[Begin Entries supplied]

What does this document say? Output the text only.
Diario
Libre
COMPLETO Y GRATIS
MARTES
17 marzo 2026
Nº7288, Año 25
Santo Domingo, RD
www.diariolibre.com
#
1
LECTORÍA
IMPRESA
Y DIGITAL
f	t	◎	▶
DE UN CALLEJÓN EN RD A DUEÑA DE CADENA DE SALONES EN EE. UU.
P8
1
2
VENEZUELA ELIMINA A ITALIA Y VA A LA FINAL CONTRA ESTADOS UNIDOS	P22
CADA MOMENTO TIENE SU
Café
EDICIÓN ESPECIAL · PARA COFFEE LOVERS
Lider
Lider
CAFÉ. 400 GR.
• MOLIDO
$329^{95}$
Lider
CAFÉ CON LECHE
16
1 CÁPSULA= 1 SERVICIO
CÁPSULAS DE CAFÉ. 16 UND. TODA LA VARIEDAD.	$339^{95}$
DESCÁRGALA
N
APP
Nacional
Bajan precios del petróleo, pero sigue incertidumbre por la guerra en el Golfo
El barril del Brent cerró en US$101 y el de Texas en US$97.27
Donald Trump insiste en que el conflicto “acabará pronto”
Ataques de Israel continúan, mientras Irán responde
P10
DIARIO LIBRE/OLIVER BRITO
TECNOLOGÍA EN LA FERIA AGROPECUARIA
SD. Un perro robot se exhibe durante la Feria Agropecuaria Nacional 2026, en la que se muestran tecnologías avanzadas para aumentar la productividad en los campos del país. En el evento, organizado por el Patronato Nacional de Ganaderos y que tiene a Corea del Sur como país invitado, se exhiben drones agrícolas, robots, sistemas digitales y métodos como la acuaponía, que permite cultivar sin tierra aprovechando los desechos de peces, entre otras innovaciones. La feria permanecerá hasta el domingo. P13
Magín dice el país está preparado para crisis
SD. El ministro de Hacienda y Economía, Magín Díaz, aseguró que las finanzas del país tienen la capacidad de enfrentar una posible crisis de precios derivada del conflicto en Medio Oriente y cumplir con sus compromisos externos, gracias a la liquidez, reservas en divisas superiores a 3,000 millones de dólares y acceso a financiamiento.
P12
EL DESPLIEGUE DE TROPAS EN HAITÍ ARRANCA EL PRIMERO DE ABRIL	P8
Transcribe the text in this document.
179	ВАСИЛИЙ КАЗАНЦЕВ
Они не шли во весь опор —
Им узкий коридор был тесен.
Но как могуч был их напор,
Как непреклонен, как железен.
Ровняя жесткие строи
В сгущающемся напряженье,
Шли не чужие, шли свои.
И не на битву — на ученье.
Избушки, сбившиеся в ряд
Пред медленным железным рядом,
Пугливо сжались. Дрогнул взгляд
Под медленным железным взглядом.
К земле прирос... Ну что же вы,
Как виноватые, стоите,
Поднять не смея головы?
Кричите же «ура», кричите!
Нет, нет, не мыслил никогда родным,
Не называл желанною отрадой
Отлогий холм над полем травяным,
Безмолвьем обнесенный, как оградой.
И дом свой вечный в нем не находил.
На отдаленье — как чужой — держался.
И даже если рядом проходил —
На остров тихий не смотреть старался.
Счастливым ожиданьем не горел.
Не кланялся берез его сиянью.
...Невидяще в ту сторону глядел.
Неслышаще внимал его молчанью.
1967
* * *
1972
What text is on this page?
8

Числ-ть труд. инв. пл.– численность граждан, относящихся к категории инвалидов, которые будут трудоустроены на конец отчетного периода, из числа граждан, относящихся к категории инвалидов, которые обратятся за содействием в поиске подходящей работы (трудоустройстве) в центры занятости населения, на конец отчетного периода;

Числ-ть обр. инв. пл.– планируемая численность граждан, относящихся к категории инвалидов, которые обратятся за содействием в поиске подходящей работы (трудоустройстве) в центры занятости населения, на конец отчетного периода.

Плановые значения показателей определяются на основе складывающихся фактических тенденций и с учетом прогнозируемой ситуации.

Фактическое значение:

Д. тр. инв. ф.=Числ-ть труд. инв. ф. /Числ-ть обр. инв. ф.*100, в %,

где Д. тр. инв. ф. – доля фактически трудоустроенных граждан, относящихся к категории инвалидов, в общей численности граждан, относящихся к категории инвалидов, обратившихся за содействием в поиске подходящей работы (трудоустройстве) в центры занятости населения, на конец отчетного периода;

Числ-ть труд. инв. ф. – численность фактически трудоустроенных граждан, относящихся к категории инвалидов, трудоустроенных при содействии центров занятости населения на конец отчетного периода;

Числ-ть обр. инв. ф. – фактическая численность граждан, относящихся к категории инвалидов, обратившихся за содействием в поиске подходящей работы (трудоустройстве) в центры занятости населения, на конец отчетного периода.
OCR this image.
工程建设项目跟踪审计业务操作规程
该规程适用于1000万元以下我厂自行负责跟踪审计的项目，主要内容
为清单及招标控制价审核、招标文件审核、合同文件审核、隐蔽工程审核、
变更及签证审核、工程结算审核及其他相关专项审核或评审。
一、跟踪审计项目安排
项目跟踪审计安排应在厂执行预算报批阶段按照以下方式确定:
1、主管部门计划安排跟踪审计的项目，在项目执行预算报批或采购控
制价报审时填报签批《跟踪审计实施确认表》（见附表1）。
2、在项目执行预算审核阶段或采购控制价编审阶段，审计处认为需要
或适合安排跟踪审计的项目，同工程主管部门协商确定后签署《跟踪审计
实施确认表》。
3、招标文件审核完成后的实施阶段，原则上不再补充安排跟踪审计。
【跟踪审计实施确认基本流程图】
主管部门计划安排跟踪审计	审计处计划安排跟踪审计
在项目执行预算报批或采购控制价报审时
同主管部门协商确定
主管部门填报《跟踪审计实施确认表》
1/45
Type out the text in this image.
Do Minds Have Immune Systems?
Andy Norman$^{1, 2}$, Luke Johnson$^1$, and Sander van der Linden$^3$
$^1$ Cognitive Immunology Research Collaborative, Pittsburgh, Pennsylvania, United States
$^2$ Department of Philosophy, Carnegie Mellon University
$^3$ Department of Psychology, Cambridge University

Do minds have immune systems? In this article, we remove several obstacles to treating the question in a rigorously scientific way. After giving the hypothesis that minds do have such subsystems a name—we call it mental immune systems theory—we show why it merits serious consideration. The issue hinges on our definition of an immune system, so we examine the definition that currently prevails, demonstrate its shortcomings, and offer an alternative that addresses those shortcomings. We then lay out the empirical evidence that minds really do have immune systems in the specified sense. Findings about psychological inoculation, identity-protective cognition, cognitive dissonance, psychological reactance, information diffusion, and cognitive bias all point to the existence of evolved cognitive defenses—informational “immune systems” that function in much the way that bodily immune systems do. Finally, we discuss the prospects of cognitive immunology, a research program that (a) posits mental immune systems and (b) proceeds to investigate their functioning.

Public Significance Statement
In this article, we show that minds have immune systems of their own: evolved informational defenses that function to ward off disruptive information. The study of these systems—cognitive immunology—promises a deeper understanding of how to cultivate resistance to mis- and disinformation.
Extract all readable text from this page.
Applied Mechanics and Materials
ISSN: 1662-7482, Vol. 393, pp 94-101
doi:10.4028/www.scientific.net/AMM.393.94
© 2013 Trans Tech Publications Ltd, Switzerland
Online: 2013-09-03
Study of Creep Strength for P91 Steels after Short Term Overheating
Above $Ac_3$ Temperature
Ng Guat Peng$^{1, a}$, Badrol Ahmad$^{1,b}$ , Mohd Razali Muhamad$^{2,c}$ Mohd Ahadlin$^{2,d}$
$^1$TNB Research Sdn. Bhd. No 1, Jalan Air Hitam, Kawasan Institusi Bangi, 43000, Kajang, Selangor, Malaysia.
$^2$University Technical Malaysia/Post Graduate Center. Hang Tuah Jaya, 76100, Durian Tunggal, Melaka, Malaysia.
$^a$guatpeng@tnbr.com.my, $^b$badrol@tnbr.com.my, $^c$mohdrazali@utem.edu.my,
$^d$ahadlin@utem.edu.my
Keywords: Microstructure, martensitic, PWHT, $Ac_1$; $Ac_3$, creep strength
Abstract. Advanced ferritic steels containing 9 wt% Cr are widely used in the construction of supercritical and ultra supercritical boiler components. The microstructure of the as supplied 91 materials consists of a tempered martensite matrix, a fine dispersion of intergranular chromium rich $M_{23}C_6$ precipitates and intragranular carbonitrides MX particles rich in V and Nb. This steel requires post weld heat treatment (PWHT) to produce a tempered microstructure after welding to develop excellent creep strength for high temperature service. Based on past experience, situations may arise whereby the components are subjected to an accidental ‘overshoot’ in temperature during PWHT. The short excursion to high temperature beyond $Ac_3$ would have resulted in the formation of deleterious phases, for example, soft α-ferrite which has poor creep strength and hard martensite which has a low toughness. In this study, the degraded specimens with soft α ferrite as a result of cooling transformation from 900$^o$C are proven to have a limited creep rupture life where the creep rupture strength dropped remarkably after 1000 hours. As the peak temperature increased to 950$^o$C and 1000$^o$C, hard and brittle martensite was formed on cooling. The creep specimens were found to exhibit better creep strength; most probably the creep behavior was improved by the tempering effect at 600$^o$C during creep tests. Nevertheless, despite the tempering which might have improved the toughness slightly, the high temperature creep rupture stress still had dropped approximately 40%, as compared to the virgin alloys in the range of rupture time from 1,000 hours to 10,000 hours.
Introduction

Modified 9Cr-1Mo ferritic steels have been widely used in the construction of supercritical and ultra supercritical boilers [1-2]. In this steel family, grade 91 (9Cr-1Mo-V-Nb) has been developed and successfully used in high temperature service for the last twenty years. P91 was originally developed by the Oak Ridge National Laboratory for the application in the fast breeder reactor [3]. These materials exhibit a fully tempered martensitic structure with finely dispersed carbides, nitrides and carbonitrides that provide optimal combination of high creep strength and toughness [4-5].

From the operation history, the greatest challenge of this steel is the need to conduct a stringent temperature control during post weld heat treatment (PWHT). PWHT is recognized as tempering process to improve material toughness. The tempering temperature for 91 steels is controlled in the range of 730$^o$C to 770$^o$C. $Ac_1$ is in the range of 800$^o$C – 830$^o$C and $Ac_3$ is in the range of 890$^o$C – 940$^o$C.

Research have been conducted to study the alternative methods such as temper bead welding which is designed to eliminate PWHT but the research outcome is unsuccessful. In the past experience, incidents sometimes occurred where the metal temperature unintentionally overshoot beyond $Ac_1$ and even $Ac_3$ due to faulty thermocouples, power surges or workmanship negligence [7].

[End Entries supplied]

◆ Set exercise ◆
Which lines include the word "медленным"? List them all.

◆ Exercise result ◆
Пред медленным железным рядом,
Под медленным железным взглядом.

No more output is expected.